EXERCISE AIM
Copy out every line of the data exactly.

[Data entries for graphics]
◆ ◆ ◆ ◆ ◆ ◆ ◆
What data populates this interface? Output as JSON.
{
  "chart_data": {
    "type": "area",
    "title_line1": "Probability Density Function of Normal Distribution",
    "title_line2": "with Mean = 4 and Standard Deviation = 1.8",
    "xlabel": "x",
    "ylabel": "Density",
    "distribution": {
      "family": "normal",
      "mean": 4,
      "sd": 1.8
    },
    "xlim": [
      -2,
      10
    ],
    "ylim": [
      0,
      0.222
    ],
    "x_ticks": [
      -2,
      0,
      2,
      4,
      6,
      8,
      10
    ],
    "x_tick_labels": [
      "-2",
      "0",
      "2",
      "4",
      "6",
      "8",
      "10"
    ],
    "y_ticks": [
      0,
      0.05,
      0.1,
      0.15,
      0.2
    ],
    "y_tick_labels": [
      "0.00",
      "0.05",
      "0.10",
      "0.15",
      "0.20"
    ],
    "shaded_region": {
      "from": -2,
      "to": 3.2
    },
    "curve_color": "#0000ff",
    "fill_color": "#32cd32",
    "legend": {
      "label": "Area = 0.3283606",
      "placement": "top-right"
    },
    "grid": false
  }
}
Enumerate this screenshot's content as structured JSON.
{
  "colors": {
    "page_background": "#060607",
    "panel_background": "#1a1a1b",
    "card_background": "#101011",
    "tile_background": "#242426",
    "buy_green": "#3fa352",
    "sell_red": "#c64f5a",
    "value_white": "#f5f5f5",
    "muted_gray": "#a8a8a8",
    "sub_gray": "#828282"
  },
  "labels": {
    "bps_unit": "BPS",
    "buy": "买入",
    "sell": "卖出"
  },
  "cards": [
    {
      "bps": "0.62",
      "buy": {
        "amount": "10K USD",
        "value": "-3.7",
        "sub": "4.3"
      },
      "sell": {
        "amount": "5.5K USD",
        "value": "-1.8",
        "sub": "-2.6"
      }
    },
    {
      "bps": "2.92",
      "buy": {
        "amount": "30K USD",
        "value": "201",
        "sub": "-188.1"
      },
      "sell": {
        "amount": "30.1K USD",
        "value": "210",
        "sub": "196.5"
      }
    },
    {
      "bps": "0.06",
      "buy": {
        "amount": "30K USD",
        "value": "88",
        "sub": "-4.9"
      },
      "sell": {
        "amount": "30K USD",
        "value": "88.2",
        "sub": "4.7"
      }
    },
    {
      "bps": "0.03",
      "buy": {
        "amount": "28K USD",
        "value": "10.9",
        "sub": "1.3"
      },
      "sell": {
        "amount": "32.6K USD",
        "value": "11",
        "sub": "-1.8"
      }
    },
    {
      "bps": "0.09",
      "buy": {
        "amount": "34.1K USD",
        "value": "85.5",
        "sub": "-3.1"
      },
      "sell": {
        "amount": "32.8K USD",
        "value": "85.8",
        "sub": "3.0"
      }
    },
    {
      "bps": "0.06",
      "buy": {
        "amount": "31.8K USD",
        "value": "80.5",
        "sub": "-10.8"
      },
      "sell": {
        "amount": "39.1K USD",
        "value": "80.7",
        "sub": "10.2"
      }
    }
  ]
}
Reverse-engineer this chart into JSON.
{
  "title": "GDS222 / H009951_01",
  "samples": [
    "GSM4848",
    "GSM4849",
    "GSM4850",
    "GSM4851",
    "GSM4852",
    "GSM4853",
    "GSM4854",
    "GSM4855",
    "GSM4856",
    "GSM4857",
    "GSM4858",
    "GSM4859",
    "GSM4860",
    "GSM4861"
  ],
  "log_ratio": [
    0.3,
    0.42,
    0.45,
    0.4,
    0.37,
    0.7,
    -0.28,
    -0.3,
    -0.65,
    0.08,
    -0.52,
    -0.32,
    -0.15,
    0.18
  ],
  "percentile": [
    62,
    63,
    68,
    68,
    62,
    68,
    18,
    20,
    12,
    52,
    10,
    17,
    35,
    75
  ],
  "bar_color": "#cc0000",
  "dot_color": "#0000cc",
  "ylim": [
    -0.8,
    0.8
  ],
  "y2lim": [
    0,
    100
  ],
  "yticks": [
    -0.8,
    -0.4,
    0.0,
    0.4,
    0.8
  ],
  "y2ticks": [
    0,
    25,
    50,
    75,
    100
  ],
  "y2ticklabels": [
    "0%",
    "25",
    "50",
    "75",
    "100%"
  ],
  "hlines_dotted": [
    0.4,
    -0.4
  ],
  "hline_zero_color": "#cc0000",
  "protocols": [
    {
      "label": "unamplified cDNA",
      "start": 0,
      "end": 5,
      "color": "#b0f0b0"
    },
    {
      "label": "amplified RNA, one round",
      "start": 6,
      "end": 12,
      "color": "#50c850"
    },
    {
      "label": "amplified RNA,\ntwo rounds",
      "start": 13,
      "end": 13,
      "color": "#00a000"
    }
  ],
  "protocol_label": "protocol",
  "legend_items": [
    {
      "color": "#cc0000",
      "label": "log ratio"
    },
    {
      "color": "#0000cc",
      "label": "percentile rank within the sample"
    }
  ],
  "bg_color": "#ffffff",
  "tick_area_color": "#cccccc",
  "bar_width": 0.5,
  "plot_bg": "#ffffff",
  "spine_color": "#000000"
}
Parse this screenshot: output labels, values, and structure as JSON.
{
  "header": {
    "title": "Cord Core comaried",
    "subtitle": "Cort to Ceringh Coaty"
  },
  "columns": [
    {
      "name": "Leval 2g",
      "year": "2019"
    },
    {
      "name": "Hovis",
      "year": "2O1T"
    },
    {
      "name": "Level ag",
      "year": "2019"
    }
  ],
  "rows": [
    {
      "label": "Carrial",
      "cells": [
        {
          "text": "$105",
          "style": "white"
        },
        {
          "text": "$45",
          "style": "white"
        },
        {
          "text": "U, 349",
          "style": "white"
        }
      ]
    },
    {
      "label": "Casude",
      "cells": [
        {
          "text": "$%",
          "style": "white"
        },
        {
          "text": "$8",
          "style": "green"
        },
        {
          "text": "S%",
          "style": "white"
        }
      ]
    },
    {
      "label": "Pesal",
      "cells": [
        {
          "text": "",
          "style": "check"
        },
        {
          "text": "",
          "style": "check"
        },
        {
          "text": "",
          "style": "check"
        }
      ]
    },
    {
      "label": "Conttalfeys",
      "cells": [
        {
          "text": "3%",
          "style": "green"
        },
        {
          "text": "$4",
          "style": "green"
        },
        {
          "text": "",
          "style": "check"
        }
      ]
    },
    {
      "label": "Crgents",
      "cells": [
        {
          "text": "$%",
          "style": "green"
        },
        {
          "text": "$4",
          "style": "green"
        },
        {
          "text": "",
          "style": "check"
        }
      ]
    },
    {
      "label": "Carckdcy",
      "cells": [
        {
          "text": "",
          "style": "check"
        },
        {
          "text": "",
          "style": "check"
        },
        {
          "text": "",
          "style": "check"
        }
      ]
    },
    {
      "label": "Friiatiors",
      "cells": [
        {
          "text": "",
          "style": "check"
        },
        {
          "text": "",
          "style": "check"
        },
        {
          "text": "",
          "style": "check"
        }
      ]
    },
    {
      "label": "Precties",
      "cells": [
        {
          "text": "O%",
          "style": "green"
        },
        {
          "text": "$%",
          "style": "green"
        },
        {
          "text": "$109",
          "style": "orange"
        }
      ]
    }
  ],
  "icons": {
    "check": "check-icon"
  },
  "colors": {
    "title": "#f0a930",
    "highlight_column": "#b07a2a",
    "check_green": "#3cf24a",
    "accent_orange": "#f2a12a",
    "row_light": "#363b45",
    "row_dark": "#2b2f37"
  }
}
◆ ◆ ◆ ◆ ◆ ◆ ◆
SOLUTION FOR THIS PROBLEM
What data populates this interface? Output as JSON.
{
  "chart_data": {
    "type": "area",
    "title_line1": "Probability Density Function of Normal Distribution",
    "title_line2": "with Mean = 4 and Standard Deviation = 1.8",
    "xlabel": "x",
    "ylabel": "Density",
    "distribution": {
      "family": "normal",
      "mean": 4,
      "sd": 1.8
    },
    "xlim": [
      -2,
      10
    ],
    "ylim": [
      0,
      0.222
    ],
    "x_ticks": [
      -2,
      0,
      2,
      4,
      6,
      8,
      10
    ],
    "x_tick_labels": [
      "-2",
      "0",
      "2",
      "4",
      "6",
      "8",
      "10"
    ],
    "y_ticks": [
      0,
      0.05,
      0.1,
      0.15,
      0.2
    ],
    "y_tick_labels": [
      "0.00",
      "0.05",
      "0.10",
      "0.15",
      "0.20"
    ],
    "shaded_region": {
      "from": -2,
      "to": 3.2
    },
    "curve_color": "#0000ff",
    "fill_color": "#32cd32",
    "legend": {
      "label": "Area = 0.3283606",
      "placement": "top-right"
    },
    "grid": false
  }
}
Enumerate this screenshot's content as structured JSON.
{
  "colors": {
    "page_background": "#060607",
    "panel_background": "#1a1a1b",
    "card_background": "#101011",
    "tile_background": "#242426",
    "buy_green": "#3fa352",
    "sell_red": "#c64f5a",
    "value_white": "#f5f5f5",
    "muted_gray": "#a8a8a8",
    "sub_gray": "#828282"
  },
  "labels": {
    "bps_unit": "BPS",
    "buy": "买入",
    "sell": "卖出"
  },
  "cards": [
    {
      "bps": "0.62",
      "buy": {
        "amount": "10K USD",
        "value": "-3.7",
        "sub": "4.3"
      },
      "sell": {
        "amount": "5.5K USD",
        "value": "-1.8",
        "sub": "-2.6"
      }
    },
    {
      "bps": "2.92",
      "buy": {
        "amount": "30K USD",
        "value": "201",
        "sub": "-188.1"
      },
      "sell": {
        "amount": "30.1K USD",
        "value": "210",
        "sub": "196.5"
      }
    },
    {
      "bps": "0.06",
      "buy": {
        "amount": "30K USD",
        "value": "88",
        "sub": "-4.9"
      },
      "sell": {
        "amount": "30K USD",
        "value": "88.2",
        "sub": "4.7"
      }
    },
    {
      "bps": "0.03",
      "buy": {
        "amount": "28K USD",
        "value": "10.9",
        "sub": "1.3"
      },
      "sell": {
        "amount": "32.6K USD",
        "value": "11",
        "sub": "-1.8"
      }
    },
    {
      "bps": "0.09",
      "buy": {
        "amount": "34.1K USD",
        "value": "85.5",
        "sub": "-3.1"
      },
      "sell": {
        "amount": "32.8K USD",
        "value": "85.8",
        "sub": "3.0"
      }
    },
    {
      "bps": "0.06",
      "buy": {
        "amount": "31.8K USD",
        "value": "80.5",
        "sub": "-10.8"
      },
      "sell": {
        "amount": "39.1K USD",
        "value": "80.7",
        "sub": "10.2"
      }
    }
  ]
}
Reverse-engineer this chart into JSON.
{
  "title": "GDS222 / H009951_01",
  "samples": [
    "GSM4848",
    "GSM4849",
    "GSM4850",
    "GSM4851",
    "GSM4852",
    "GSM4853",
    "GSM4854",
    "GSM4855",
    "GSM4856",
    "GSM4857",
    "GSM4858",
    "GSM4859",
    "GSM4860",
    "GSM4861"
  ],
  "log_ratio": [
    0.3,
    0.42,
    0.45,
    0.4,
    0.37,
    0.7,
    -0.28,
    -0.3,
    -0.65,
    0.08,
    -0.52,
    -0.32,
    -0.15,
    0.18
  ],
  "percentile": [
    62,
    63,
    68,
    68,
    62,
    68,
    18,
    20,
    12,
    52,
    10,
    17,
    35,
    75
  ],
  "bar_color": "#cc0000",
  "dot_color": "#0000cc",
  "ylim": [
    -0.8,
    0.8
  ],
  "y2lim": [
    0,
    100
  ],
  "yticks": [
    -0.8,
    -0.4,
    0.0,
    0.4,
    0.8
  ],
  "y2ticks": [
    0,
    25,
    50,
    75,
    100
  ],
  "y2ticklabels": [
    "0%",
    "25",
    "50",
    "75",
    "100%"
  ],
  "hlines_dotted": [
    0.4,
    -0.4
  ],
  "hline_zero_color": "#cc0000",
  "protocols": [
    {
      "label": "unamplified cDNA",
      "start": 0,
      "end": 5,
      "color": "#b0f0b0"
    },
    {
      "label": "amplified RNA, one round",
      "start": 6,
      "end": 12,
      "color": "#50c850"
    },
    {
      "label": "amplified RNA,\ntwo rounds",
      "start": 13,
      "end": 13,
      "color": "#00a000"
    }
  ],
  "protocol_label": "protocol",
  "legend_items": [
    {
      "color": "#cc0000",
      "label": "log ratio"
    },
    {
      "color": "#0000cc",
      "label": "percentile rank within the sample"
    }
  ],
  "bg_color": "#ffffff",
  "tick_area_color": "#cccccc",
  "bar_width": 0.5,
  "plot_bg": "#ffffff",
  "spine_color": "#000000"
}
Parse this screenshot: output labels, values, and structure as JSON.
{
  "header": {
    "title": "Cord Core comaried",
    "subtitle": "Cort to Ceringh Coaty"
  },
  "columns": [
    {
      "name": "Leval 2g",
      "year": "2019"
    },
    {
      "name": "Hovis",
      "year": "2O1T"
    },
    {
      "name": "Level ag",
      "year": "2019"
    }
  ],
  "rows": [
    {
      "label": "Carrial",
      "cells": [
        {
          "text": "$105",
          "style": "white"
        },
        {
          "text": "$45",
          "style": "white"
        },
        {
          "text": "U, 349",
          "style": "white"
        }
      ]
    },
    {
      "label": "Casude",
      "cells": [
        {
          "text": "$%",
          "style": "white"
        },
        {
          "text": "$8",
          "style": "green"
        },
        {
          "text": "S%",
          "style": "white"
        }
      ]
    },
    {
      "label": "Pesal",
      "cells": [
        {
          "text": "",
          "style": "check"
        },
        {
          "text": "",
          "style": "check"
        },
        {
          "text": "",
          "style": "check"
        }
      ]
    },
    {
      "label": "Conttalfeys",
      "cells": [
        {
          "text": "3%",
          "style": "green"
        },
        {
          "text": "$4",
          "style": "green"
        },
        {
          "text": "",
          "style": "check"
        }
      ]
    },
    {
      "label": "Crgents",
      "cells": [
        {
          "text": "$%",
          "style": "green"
        },
        {
          "text": "$4",
          "style": "green"
        },
        {
          "text": "",
          "style": "check"
        }
      ]
    },
    {
      "label": "Carckdcy",
      "cells": [
        {
          "text": "",
          "style": "check"
        },
        {
          "text": "",
          "style": "check"
        },
        {
          "text": "",
          "style": "check"
        }
      ]
    },
    {
      "label": "Friiatiors",
      "cells": [
        {
          "text": "",
          "style": "check"
        },
        {
          "text": "",
          "style": "check"
        },
        {
          "text": "",
          "style": "check"
        }
      ]
    },
    {
      "label": "Precties",
      "cells": [
        {
          "text": "O%",
          "style": "green"
        },
        {
          "text": "$%",
          "style": "green"
        },
        {
          "text": "$109",
          "style": "orange"
        }
      ]
    }
  ],
  "icons": {
    "check": "check-icon"
  },
  "colors": {
    "title": "#f0a930",
    "highlight_column": "#b07a2a",
    "check_green": "#3cf24a",
    "accent_orange": "#f2a12a",
    "row_light": "#363b45",
    "row_dark": "#2b2f37"
  }
}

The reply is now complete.